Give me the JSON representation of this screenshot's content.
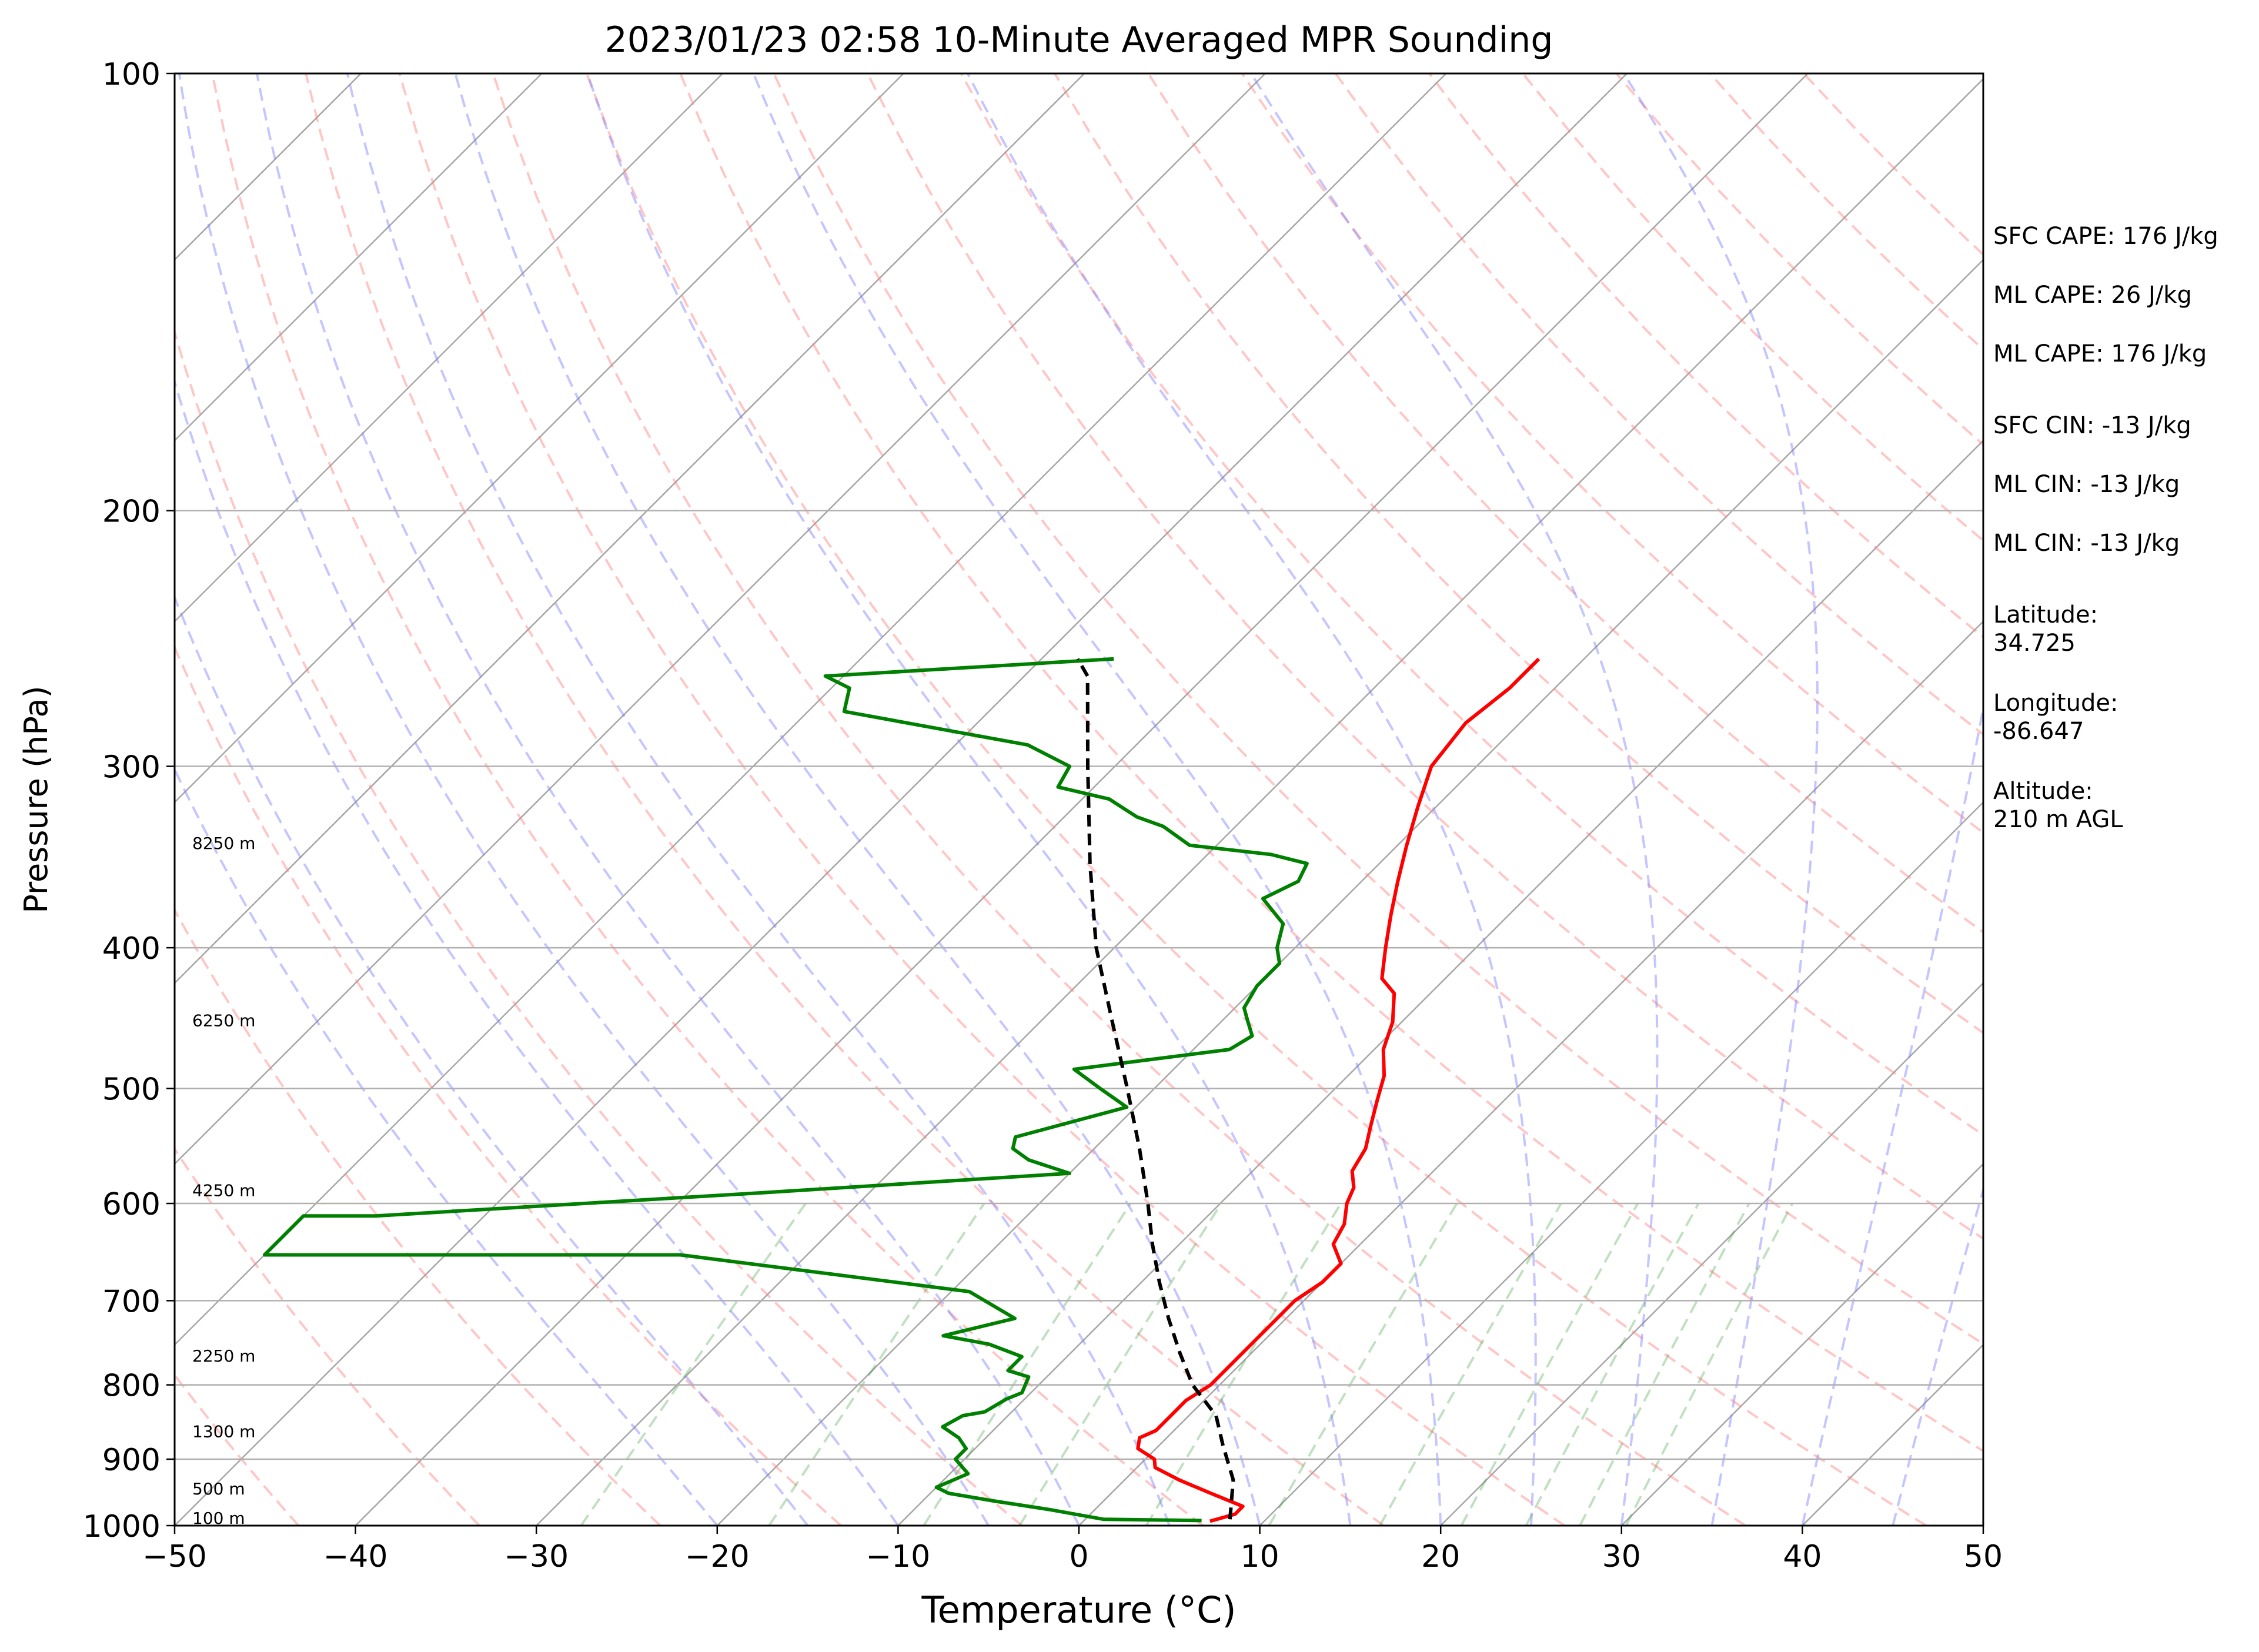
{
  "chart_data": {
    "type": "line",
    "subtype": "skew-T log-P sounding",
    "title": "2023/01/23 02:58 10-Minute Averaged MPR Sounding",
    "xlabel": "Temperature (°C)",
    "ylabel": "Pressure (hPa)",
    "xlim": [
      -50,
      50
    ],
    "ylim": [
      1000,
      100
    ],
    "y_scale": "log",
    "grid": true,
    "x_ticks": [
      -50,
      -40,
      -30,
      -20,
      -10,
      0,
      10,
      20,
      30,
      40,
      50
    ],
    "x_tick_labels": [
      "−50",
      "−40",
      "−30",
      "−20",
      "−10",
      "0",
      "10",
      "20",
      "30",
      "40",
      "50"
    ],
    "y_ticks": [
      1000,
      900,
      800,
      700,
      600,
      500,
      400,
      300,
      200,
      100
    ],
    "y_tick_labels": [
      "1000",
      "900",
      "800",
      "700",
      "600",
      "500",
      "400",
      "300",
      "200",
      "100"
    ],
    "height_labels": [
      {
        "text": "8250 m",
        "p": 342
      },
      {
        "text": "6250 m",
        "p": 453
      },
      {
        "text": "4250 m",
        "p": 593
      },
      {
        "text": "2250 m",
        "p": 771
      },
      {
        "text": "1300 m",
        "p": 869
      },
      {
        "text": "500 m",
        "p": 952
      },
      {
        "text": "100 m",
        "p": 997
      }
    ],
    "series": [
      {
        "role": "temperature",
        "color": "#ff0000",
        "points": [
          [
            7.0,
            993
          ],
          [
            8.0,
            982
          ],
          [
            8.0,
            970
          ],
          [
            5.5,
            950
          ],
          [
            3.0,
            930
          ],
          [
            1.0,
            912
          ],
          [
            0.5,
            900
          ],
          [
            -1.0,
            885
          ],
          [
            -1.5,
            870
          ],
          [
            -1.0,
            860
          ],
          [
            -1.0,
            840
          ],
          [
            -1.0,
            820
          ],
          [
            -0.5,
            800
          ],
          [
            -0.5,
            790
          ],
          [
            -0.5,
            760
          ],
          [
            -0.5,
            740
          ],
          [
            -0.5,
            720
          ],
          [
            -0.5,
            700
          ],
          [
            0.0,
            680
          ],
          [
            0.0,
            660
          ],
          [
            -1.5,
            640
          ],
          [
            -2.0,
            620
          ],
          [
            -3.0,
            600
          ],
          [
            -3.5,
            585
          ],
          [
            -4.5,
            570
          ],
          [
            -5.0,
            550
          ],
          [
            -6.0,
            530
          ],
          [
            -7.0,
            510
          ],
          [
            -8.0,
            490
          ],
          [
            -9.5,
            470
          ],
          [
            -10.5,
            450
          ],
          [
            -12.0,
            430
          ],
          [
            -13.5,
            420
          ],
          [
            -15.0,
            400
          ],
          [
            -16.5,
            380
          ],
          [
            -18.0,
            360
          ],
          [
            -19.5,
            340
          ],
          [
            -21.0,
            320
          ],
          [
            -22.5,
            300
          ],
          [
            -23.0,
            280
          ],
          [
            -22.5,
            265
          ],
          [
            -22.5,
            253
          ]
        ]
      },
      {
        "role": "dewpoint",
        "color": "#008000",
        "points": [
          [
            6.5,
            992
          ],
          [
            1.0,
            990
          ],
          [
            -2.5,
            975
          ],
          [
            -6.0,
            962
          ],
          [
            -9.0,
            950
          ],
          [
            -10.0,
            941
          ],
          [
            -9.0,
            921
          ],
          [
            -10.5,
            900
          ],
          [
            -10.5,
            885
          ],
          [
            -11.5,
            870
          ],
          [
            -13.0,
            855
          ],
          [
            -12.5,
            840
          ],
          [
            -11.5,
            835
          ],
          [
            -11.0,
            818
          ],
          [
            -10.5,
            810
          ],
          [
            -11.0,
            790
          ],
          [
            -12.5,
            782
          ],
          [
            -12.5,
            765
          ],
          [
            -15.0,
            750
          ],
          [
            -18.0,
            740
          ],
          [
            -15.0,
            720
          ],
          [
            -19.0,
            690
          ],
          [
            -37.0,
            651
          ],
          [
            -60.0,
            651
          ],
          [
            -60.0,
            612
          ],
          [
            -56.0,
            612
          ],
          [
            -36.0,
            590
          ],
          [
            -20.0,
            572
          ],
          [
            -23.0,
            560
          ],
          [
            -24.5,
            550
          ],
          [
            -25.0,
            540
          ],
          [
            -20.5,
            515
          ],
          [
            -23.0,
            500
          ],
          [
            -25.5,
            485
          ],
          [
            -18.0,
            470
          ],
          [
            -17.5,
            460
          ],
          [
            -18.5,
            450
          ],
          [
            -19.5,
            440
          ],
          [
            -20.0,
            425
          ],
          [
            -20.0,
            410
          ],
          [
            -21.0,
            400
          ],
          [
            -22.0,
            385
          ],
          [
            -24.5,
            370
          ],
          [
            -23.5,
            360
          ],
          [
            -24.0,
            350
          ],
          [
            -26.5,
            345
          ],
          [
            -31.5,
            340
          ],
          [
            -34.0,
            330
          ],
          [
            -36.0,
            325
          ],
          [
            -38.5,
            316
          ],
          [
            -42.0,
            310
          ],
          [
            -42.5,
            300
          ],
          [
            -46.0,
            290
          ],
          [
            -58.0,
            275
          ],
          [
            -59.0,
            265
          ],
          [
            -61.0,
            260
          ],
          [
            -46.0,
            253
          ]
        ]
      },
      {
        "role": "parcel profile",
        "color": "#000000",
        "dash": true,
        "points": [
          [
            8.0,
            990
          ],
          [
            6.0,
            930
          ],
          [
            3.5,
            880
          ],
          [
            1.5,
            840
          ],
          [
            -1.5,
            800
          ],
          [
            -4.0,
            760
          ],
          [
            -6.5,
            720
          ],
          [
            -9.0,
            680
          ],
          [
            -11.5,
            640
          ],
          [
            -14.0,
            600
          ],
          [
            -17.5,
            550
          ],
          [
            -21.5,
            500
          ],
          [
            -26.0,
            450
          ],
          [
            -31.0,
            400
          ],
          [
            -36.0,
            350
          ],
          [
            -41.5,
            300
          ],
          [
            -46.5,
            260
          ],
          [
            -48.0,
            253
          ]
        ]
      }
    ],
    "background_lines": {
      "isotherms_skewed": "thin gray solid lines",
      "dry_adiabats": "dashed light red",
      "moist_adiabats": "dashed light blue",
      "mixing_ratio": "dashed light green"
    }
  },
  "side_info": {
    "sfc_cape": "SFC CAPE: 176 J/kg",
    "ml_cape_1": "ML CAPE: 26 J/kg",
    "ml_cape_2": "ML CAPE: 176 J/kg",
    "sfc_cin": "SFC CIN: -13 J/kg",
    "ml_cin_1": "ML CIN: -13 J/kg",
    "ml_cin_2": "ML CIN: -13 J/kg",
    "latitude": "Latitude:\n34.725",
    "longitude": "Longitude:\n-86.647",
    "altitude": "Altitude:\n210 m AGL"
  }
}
◇ ◇ ◇ ◇
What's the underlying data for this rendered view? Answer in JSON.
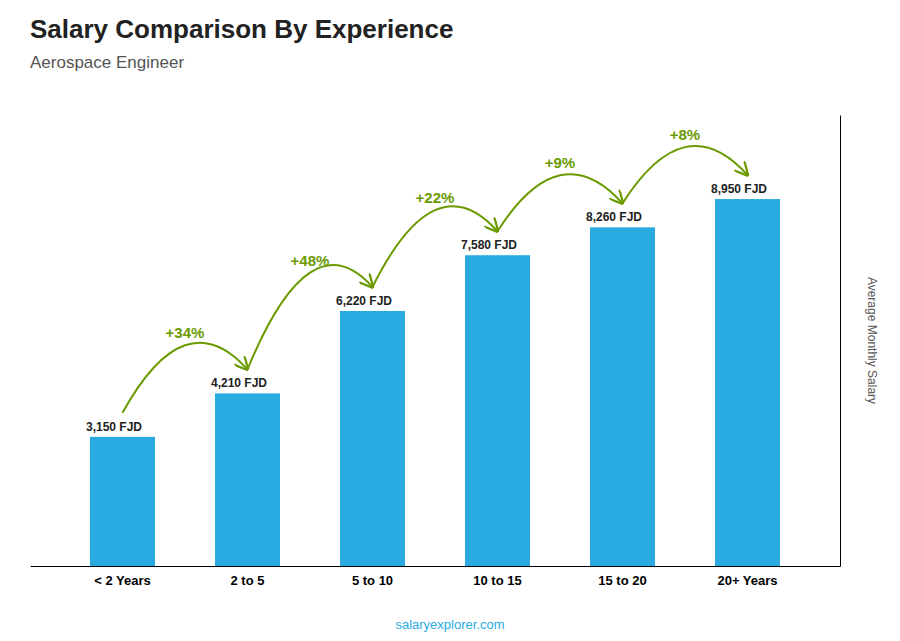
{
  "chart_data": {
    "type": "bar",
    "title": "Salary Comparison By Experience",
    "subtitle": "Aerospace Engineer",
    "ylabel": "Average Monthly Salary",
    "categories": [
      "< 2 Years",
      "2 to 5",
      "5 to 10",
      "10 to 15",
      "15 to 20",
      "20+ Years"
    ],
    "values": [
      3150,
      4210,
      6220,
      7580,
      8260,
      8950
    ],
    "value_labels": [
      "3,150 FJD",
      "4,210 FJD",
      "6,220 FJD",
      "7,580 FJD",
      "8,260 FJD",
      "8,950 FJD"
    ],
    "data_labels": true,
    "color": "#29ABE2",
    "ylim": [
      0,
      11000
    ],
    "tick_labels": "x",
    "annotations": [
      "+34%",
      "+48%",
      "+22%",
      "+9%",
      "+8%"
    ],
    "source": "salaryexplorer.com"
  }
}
◇ ◇ ◇ ◇
**Requirement**
Report only how many lines in the records contain the word "JSON".

**Result**
2